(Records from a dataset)
********************

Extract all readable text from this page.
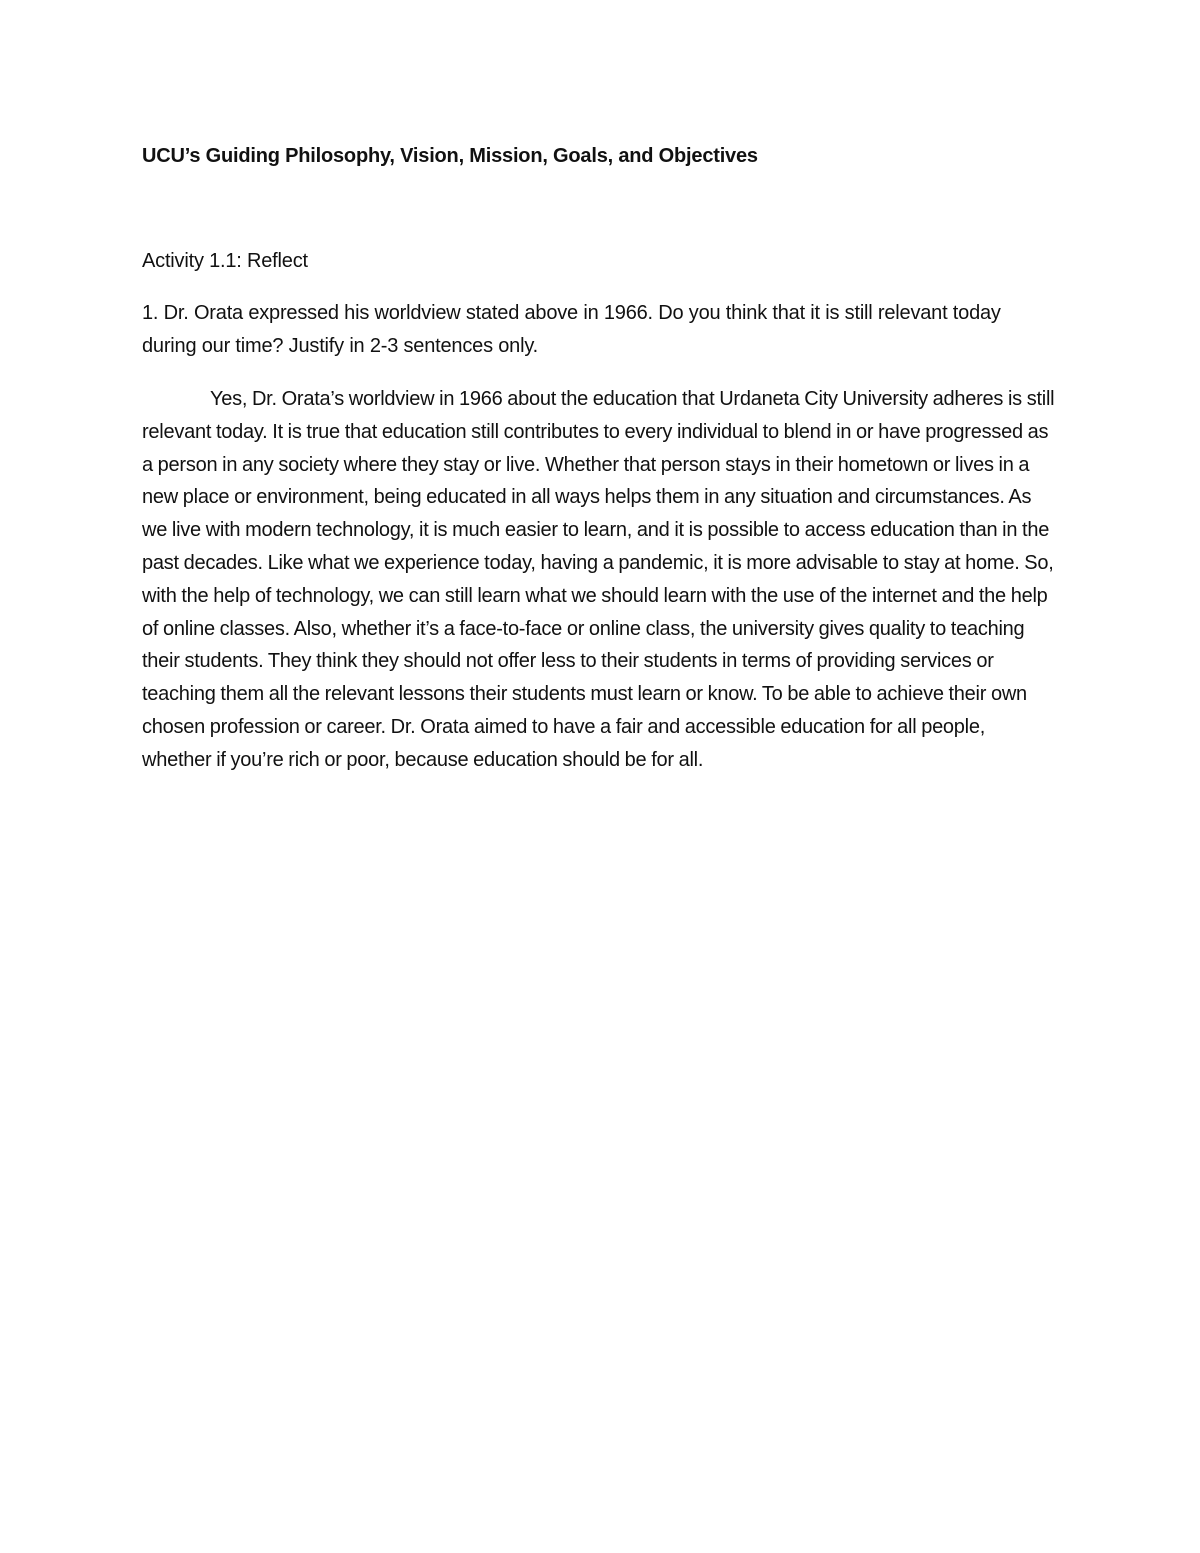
UCU’s Guiding Philosophy, Vision, Mission, Goals, and Objectives
Activity 1.1: Reflect

1. Dr. Orata expressed his worldview stated above in 1966. Do you think that it is still relevant today during our time? Justify in 2-3 sentences only.

Yes, Dr. Orata’s worldview in 1966 about the education that Urdaneta City University adheres is still relevant today. It is true that education still contributes to every individual to blend in or have progressed as a person in any society where they stay or live. Whether that person stays in their hometown or lives in a new place or environment, being educated in all ways helps them in any situation and circumstances. As we live with modern technology, it is much easier to learn, and it is possible to access education than in the past decades. Like what we experience today, having a pandemic, it is more advisable to stay at home. So, with the help of technology, we can still learn what we should learn with the use of the internet and the help of online classes. Also, whether it’s a face-to-face or online class, the university gives quality to teaching their students. They think they should not offer less to their students in terms of providing services or teaching them all the relevant lessons their students must learn or know. To be able to achieve their own chosen profession or career. Dr. Orata aimed to have a fair and accessible education for all people, whether if you’re rich or poor, because education should be for all.
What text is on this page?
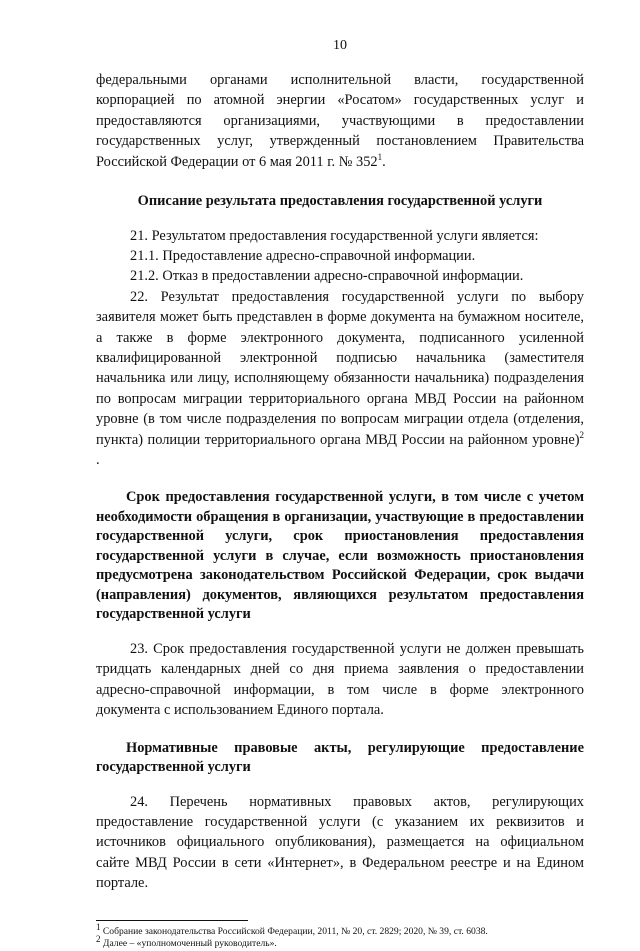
10

федеральными органами исполнительной власти, государственной корпорацией по атомной энергии «Росатом» государственных услуг и предоставляются организациями, участвующими в предоставлении государственных услуг, утвержденный постановлением Правительства Российской Федерации от 6 мая 2011 г. № $352^1$.

Описание результата предоставления государственной услуги

21. Результатом предоставления государственной услуги является:

21.1. Предоставление адресно-справочной информации.

21.2. Отказ в предоставлении адресно-справочной информации.

22. Результат предоставления государственной услуги по выбору заявителя может быть представлен в форме документа на бумажном носителе, а также в форме электронного документа, подписанного усиленной квалифицированной электронной подписью начальника (заместителя начальника или лицу, исполняющему обязанности начальника) подразделения по вопросам миграции территориального органа МВД России на районном уровне (в том числе подразделения по вопросам миграции отдела (отделения, пункта) полиции территориального органа МВД России на районном уровне)$^2$ .

Срок предоставления государственной услуги, в том числе с учетом необходимости обращения в организации, участвующие в предоставлении государственной услуги, срок приостановления предоставления государственной услуги в случае, если возможность приостановления предусмотрена законодательством Российской Федерации, срок выдачи (направления) документов, являющихся результатом предоставления государственной услуги

23. Срок предоставления государственной услуги не должен превышать тридцать календарных дней со дня приема заявления о предоставлении адресно-справочной информации, в том числе в форме электронного документа с использованием Единого портала.

Нормативные правовые акты, регулирующие предоставление государственной услуги

24. Перечень нормативных правовых актов, регулирующих предоставление государственной услуги (с указанием их реквизитов и источников официального опубликования), размещается на официальном сайте МВД России в сети «Интернет», в Федеральном реестре и на Едином портале.

$^1$ Собрание законодательства Российской Федерации, 2011, № 20, ст. 2829; 2020, № 39, ст. 6038.
$^2$ Далее – «уполномоченный руководитель».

********************

WHAT TO DO: Above are the records; copy every line in them that holds the word "государственной".

ANSWER FOR THE TASK:
федеральными органами исполнительной власти, государственной корпорацией по атомной энергии «Росатом» государственных услуг и предоставляются организациями, участвующими в предоставлении государственных услуг, утвержденный постановлением Правительства Российской Федерации от 6 мая 2011 г. № $352^1$.
Описание результата предоставления государственной услуги
21. Результатом предоставления государственной услуги является:
22. Результат предоставления государственной услуги по выбору заявителя может быть представлен в форме документа на бумажном носителе, а также в форме электронного документа, подписанного усиленной квалифицированной электронной подписью начальника (заместителя начальника или лицу, исполняющему обязанности начальника) подразделения по вопросам миграции территориального органа МВД России на районном уровне (в том числе подразделения по вопросам миграции отдела (отделения, пункта) полиции территориального органа МВД России на районном уровне)$^2$ .
Срок предоставления государственной услуги, в том числе с учетом необходимости обращения в организации, участвующие в предоставлении государственной услуги, срок приостановления предоставления государственной услуги в случае, если возможность приостановления предусмотрена законодательством Российской Федерации, срок выдачи (направления) документов, являющихся результатом предоставления государственной услуги
23. Срок предоставления государственной услуги не должен превышать тридцать календарных дней со дня приема заявления о предоставлении адресно-справочной информации, в том числе в форме электронного документа с использованием Единого портала.
Нормативные правовые акты, регулирующие предоставление государственной услуги
24. Перечень нормативных правовых актов, регулирующих предоставление государственной услуги (с указанием их реквизитов и источников официального опубликования), размещается на официальном сайте МВД России в сети «Интернет», в Федеральном реестре и на Едином портале.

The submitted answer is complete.